--- BEGIN ---

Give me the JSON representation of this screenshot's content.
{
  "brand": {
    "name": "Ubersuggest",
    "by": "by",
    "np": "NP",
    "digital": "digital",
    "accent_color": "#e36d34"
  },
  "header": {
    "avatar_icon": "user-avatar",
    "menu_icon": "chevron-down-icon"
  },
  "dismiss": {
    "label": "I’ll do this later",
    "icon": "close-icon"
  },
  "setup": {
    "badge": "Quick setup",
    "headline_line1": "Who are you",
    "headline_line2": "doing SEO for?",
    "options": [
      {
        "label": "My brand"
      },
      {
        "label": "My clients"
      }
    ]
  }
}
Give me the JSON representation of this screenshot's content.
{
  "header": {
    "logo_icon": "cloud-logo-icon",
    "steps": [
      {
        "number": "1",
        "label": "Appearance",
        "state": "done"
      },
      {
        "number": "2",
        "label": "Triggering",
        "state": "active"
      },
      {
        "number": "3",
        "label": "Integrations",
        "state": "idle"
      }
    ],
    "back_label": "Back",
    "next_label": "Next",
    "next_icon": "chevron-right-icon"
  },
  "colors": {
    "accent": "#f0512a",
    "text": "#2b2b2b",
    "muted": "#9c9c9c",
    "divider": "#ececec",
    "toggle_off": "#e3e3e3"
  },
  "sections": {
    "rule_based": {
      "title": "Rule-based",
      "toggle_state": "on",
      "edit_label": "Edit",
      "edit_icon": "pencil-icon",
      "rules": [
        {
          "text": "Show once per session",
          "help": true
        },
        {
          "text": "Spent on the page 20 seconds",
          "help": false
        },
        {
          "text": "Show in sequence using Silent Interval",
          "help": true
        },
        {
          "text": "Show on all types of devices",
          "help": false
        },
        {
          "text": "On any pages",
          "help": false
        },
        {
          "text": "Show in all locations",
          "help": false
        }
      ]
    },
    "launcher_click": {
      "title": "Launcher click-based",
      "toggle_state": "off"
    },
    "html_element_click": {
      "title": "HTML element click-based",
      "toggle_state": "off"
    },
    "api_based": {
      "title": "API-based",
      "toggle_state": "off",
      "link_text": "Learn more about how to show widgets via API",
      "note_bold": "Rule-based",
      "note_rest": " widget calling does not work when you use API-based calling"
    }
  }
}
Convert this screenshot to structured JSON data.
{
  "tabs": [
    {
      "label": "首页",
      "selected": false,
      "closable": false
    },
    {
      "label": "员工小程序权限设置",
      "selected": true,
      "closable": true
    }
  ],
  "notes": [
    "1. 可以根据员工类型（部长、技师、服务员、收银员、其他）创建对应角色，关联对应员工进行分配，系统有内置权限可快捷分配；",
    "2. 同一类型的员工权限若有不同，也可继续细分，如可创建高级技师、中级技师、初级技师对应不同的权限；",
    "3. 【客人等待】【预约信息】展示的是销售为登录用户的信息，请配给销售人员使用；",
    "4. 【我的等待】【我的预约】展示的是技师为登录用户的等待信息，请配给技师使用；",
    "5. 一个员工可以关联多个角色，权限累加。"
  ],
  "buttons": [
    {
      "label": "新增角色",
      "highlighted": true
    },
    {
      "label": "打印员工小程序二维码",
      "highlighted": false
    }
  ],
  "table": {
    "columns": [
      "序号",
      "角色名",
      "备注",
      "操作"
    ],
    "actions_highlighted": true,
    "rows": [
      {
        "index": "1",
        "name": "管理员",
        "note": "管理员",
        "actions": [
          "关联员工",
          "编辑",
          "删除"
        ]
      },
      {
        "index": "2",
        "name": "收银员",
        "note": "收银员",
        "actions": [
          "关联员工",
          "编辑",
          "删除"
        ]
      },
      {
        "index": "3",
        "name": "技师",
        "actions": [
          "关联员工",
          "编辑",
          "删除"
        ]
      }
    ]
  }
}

--- END ---

● **SET TASK**:
Could you transcribe the records in full, exactly?

● **RESULT FOR THIS TASK**:
Give me the JSON representation of this screenshot's content.
{
  "brand": {
    "name": "Ubersuggest",
    "by": "by",
    "np": "NP",
    "digital": "digital",
    "accent_color": "#e36d34"
  },
  "header": {
    "avatar_icon": "user-avatar",
    "menu_icon": "chevron-down-icon"
  },
  "dismiss": {
    "label": "I’ll do this later",
    "icon": "close-icon"
  },
  "setup": {
    "badge": "Quick setup",
    "headline_line1": "Who are you",
    "headline_line2": "doing SEO for?",
    "options": [
      {
        "label": "My brand"
      },
      {
        "label": "My clients"
      }
    ]
  }
}
Give me the JSON representation of this screenshot's content.
{
  "header": {
    "logo_icon": "cloud-logo-icon",
    "steps": [
      {
        "number": "1",
        "label": "Appearance",
        "state": "done"
      },
      {
        "number": "2",
        "label": "Triggering",
        "state": "active"
      },
      {
        "number": "3",
        "label": "Integrations",
        "state": "idle"
      }
    ],
    "back_label": "Back",
    "next_label": "Next",
    "next_icon": "chevron-right-icon"
  },
  "colors": {
    "accent": "#f0512a",
    "text": "#2b2b2b",
    "muted": "#9c9c9c",
    "divider": "#ececec",
    "toggle_off": "#e3e3e3"
  },
  "sections": {
    "rule_based": {
      "title": "Rule-based",
      "toggle_state": "on",
      "edit_label": "Edit",
      "edit_icon": "pencil-icon",
      "rules": [
        {
          "text": "Show once per session",
          "help": true
        },
        {
          "text": "Spent on the page 20 seconds",
          "help": false
        },
        {
          "text": "Show in sequence using Silent Interval",
          "help": true
        },
        {
          "text": "Show on all types of devices",
          "help": false
        },
        {
          "text": "On any pages",
          "help": false
        },
        {
          "text": "Show in all locations",
          "help": false
        }
      ]
    },
    "launcher_click": {
      "title": "Launcher click-based",
      "toggle_state": "off"
    },
    "html_element_click": {
      "title": "HTML element click-based",
      "toggle_state": "off"
    },
    "api_based": {
      "title": "API-based",
      "toggle_state": "off",
      "link_text": "Learn more about how to show widgets via API",
      "note_bold": "Rule-based",
      "note_rest": " widget calling does not work when you use API-based calling"
    }
  }
}
Convert this screenshot to structured JSON data.
{
  "tabs": [
    {
      "label": "首页",
      "selected": false,
      "closable": false
    },
    {
      "label": "员工小程序权限设置",
      "selected": true,
      "closable": true
    }
  ],
  "notes": [
    "1. 可以根据员工类型（部长、技师、服务员、收银员、其他）创建对应角色，关联对应员工进行分配，系统有内置权限可快捷分配；",
    "2. 同一类型的员工权限若有不同，也可继续细分，如可创建高级技师、中级技师、初级技师对应不同的权限；",
    "3. 【客人等待】【预约信息】展示的是销售为登录用户的信息，请配给销售人员使用；",
    "4. 【我的等待】【我的预约】展示的是技师为登录用户的等待信息，请配给技师使用；",
    "5. 一个员工可以关联多个角色，权限累加。"
  ],
  "buttons": [
    {
      "label": "新增角色",
      "highlighted": true
    },
    {
      "label": "打印员工小程序二维码",
      "highlighted": false
    }
  ],
  "table": {
    "columns": [
      "序号",
      "角色名",
      "备注",
      "操作"
    ],
    "actions_highlighted": true,
    "rows": [
      {
        "index": "1",
        "name": "管理员",
        "note": "管理员",
        "actions": [
          "关联员工",
          "编辑",
          "删除"
        ]
      },
      {
        "index": "2",
        "name": "收银员",
        "note": "收银员",
        "actions": [
          "关联员工",
          "编辑",
          "删除"
        ]
      },
      {
        "index": "3",
        "name": "技师",
        "actions": [
          "关联员工",
          "编辑",
          "删除"
        ]
      }
    ]
  }
}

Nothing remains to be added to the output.